* DATASET ROWS:
※ ※ ※
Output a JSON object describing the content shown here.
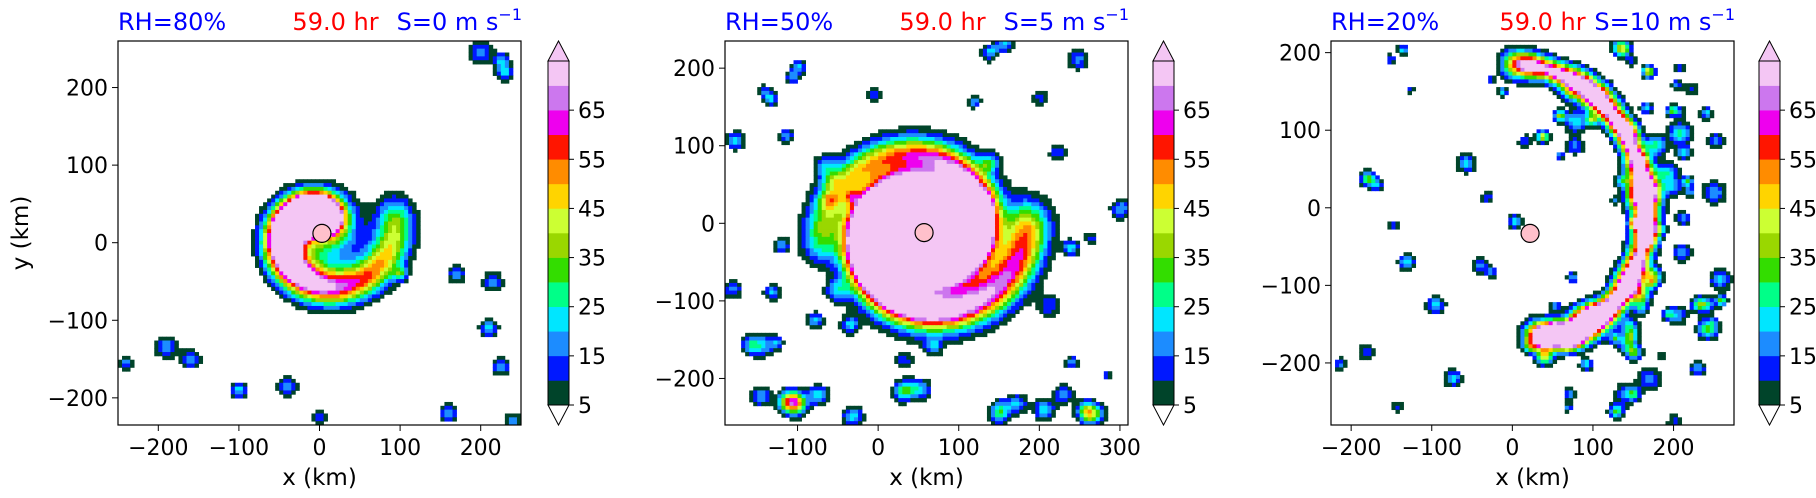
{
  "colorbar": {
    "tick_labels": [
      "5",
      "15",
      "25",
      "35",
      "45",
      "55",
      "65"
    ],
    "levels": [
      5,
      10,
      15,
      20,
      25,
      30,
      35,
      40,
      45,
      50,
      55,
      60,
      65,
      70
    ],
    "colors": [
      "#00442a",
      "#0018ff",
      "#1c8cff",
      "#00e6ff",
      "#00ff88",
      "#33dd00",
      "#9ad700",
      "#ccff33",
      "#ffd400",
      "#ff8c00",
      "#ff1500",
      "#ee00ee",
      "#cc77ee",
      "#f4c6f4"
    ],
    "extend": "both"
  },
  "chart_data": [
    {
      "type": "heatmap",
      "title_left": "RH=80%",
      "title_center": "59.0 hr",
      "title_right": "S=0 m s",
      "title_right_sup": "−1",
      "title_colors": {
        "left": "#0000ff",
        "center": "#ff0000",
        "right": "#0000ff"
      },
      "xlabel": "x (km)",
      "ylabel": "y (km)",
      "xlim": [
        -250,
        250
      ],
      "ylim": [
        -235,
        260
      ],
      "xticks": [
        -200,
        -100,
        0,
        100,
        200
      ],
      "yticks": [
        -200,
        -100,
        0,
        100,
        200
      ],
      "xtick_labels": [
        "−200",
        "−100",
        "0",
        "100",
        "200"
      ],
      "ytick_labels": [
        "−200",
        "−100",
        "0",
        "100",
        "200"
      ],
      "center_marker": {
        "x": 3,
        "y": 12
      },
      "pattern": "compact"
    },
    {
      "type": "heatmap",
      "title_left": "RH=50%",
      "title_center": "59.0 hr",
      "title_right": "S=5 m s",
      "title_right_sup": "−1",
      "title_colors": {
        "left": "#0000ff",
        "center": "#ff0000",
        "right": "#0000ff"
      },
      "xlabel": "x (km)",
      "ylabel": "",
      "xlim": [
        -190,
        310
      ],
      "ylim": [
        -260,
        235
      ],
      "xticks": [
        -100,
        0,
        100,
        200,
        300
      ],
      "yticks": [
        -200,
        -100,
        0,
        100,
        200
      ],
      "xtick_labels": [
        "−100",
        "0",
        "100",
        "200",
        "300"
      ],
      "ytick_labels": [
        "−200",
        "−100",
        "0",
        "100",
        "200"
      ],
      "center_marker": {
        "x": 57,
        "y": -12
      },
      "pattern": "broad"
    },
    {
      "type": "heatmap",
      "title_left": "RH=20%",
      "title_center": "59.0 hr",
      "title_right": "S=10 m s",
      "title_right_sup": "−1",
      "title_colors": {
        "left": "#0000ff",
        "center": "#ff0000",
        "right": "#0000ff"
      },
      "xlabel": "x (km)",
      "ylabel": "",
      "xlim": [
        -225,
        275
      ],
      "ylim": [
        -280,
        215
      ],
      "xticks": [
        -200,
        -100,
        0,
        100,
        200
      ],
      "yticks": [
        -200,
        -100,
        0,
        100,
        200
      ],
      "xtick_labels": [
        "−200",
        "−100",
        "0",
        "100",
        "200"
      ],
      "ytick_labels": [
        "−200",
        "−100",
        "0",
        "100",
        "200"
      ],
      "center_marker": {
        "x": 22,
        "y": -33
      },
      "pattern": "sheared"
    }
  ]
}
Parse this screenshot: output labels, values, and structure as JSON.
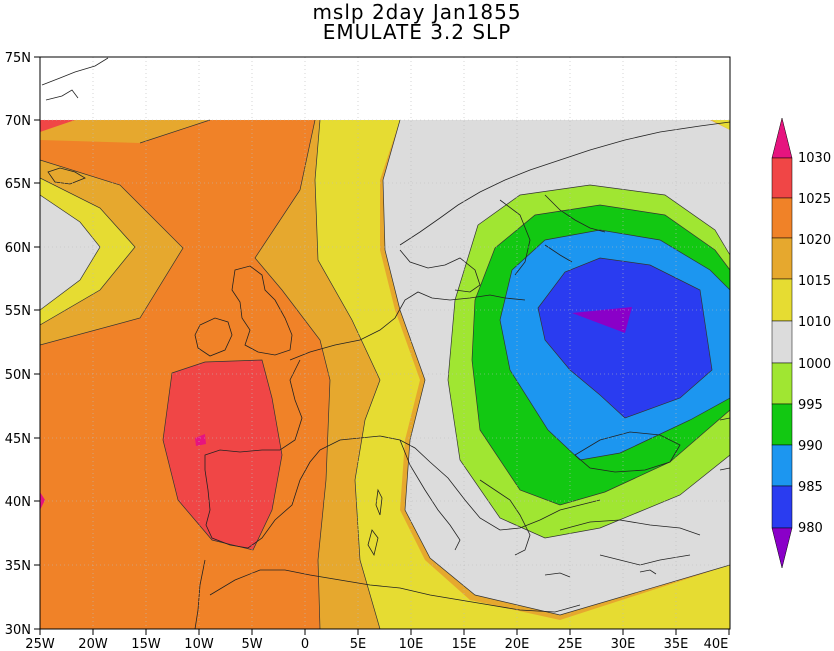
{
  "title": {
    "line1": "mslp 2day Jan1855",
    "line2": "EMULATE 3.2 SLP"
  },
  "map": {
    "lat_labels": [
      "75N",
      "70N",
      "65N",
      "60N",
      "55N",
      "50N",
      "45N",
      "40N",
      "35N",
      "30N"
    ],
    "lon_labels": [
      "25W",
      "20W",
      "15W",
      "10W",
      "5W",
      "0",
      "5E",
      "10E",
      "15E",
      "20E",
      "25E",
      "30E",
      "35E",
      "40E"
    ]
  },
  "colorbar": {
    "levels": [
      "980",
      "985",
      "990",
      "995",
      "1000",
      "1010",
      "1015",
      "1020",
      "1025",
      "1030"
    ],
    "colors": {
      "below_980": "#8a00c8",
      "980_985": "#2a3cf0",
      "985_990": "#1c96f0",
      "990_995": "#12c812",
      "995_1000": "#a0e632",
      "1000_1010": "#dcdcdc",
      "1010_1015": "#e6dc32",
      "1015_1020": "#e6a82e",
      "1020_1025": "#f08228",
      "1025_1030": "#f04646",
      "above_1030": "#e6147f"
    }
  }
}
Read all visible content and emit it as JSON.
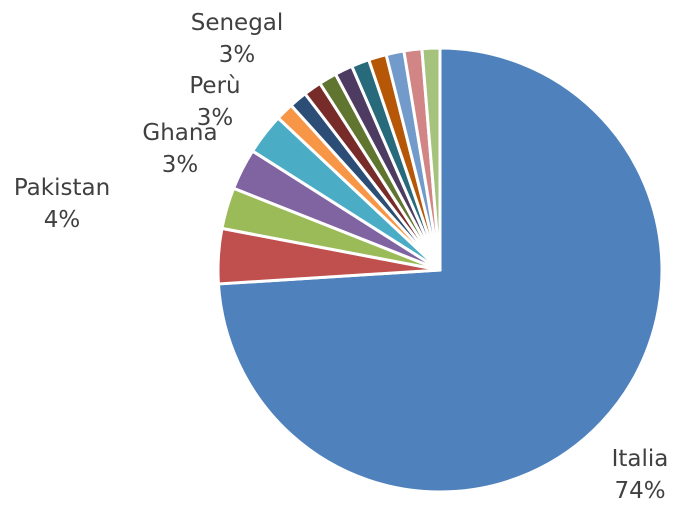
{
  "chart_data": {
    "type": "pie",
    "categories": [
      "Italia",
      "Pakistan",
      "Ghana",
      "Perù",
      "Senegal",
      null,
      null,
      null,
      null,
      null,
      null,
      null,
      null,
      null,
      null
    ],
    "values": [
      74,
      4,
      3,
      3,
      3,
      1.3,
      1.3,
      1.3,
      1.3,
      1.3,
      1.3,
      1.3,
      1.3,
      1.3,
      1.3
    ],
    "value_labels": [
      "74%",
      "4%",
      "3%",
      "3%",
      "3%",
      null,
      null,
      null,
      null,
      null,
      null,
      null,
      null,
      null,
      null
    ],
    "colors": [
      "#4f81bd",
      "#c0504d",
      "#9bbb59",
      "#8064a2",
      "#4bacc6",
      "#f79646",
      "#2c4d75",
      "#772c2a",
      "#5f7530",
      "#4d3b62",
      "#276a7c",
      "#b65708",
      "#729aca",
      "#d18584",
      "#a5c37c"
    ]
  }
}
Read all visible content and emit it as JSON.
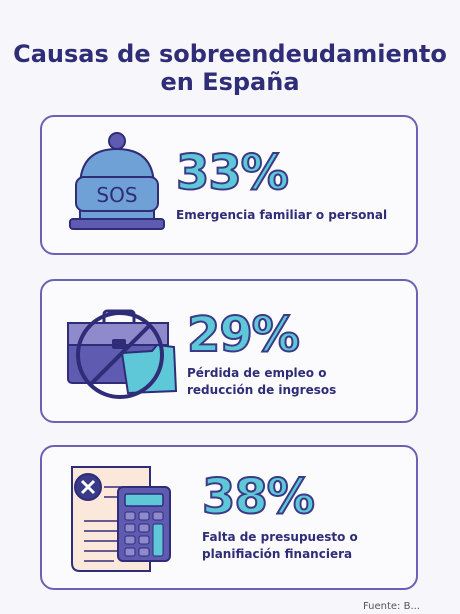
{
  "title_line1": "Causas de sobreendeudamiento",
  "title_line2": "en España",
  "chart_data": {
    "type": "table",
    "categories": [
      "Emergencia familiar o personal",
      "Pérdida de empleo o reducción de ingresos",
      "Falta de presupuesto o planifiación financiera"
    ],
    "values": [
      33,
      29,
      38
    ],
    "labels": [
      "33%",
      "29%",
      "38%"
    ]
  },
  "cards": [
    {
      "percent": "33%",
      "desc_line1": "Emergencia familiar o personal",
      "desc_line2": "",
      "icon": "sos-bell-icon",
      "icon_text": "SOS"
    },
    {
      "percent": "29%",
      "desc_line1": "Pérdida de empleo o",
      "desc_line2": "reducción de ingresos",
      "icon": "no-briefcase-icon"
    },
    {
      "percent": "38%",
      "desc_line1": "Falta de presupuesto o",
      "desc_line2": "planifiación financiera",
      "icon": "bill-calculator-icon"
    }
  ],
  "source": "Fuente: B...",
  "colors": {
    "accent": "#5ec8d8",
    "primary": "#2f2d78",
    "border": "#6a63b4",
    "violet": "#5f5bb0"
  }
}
※ ※ ※
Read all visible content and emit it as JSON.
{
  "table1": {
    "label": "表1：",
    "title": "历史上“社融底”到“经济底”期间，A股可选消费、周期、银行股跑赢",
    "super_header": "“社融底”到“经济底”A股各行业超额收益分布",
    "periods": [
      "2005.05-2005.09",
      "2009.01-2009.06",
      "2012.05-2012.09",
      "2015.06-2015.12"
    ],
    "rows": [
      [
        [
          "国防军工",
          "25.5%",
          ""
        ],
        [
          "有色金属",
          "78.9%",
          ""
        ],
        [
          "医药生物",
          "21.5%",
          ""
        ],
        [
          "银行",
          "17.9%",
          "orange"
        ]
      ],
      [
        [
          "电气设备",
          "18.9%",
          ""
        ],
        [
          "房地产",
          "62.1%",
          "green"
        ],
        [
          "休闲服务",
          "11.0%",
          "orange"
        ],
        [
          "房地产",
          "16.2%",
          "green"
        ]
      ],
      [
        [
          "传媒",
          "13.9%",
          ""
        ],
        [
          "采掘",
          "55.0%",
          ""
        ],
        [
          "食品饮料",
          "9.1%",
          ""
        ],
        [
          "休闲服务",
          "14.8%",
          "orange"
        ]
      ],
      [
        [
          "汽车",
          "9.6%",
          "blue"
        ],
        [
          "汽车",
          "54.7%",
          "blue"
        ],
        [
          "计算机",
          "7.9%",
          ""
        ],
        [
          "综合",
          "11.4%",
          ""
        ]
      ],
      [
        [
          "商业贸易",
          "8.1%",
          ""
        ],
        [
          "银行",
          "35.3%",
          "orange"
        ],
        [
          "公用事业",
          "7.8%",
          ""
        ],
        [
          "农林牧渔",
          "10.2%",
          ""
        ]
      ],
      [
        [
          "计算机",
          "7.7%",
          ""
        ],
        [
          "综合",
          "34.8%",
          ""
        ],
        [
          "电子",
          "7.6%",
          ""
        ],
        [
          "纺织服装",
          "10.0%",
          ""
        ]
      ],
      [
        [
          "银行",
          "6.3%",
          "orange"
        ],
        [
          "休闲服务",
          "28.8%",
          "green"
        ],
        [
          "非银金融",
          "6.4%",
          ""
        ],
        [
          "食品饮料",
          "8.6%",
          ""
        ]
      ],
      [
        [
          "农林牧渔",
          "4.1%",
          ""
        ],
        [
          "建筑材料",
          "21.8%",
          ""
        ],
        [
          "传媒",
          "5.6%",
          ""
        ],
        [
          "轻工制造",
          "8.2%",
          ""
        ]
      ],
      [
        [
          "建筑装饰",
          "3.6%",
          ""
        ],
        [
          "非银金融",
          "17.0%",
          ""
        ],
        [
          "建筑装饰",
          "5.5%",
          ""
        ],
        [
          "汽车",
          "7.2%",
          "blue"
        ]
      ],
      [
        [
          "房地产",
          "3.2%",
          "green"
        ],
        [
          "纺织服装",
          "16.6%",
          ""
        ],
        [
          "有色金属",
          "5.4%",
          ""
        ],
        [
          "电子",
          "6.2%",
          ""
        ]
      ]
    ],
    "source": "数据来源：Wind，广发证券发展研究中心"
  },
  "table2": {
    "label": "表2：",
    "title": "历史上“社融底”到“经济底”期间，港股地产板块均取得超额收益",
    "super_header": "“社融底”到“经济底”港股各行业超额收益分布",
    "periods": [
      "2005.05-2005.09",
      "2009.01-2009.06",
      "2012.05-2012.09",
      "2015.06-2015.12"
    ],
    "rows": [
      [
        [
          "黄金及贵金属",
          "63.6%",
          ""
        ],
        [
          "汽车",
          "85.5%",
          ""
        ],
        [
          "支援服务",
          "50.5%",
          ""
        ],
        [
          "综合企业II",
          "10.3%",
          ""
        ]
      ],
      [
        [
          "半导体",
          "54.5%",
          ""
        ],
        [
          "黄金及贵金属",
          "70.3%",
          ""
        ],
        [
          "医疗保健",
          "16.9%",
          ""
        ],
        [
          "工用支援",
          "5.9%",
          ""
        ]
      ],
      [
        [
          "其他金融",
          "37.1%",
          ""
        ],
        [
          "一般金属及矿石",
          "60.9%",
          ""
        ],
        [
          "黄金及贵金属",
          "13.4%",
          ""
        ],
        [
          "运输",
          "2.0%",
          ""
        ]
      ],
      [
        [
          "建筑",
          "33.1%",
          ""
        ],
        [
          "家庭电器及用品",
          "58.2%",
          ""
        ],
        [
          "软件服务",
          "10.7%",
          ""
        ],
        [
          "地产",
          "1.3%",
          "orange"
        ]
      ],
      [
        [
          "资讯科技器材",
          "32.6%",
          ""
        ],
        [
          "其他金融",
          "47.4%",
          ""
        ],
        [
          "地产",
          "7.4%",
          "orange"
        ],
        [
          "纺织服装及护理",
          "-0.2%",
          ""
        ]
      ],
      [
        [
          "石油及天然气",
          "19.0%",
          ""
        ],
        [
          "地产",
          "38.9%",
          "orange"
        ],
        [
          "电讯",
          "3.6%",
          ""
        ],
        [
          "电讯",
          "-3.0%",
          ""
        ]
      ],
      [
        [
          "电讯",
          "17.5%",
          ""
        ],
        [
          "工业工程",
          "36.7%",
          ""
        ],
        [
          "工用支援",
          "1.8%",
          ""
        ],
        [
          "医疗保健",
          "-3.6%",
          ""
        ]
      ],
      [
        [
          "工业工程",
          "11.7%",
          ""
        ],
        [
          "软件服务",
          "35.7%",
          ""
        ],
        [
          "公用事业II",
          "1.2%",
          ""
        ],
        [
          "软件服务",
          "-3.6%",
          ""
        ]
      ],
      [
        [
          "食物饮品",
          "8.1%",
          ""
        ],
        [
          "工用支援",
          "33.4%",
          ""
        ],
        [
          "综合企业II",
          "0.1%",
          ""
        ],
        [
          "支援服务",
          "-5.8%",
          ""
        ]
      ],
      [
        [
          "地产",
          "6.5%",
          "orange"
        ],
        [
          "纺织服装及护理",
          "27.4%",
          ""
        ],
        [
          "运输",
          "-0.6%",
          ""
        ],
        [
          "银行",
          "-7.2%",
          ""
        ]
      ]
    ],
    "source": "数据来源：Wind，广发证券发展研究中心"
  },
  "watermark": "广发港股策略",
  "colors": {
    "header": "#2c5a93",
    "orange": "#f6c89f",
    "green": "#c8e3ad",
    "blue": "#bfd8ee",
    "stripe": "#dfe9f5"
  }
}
※ ※ ※
* GIVEN EXERCISE:
Show all lines in the entries above where the word "presupuesto" appears.

* EXERCISE OUTPUT:
      "Falta de presupuesto o planifiación financiera"
      "desc_line1": "Falta de presupuesto o",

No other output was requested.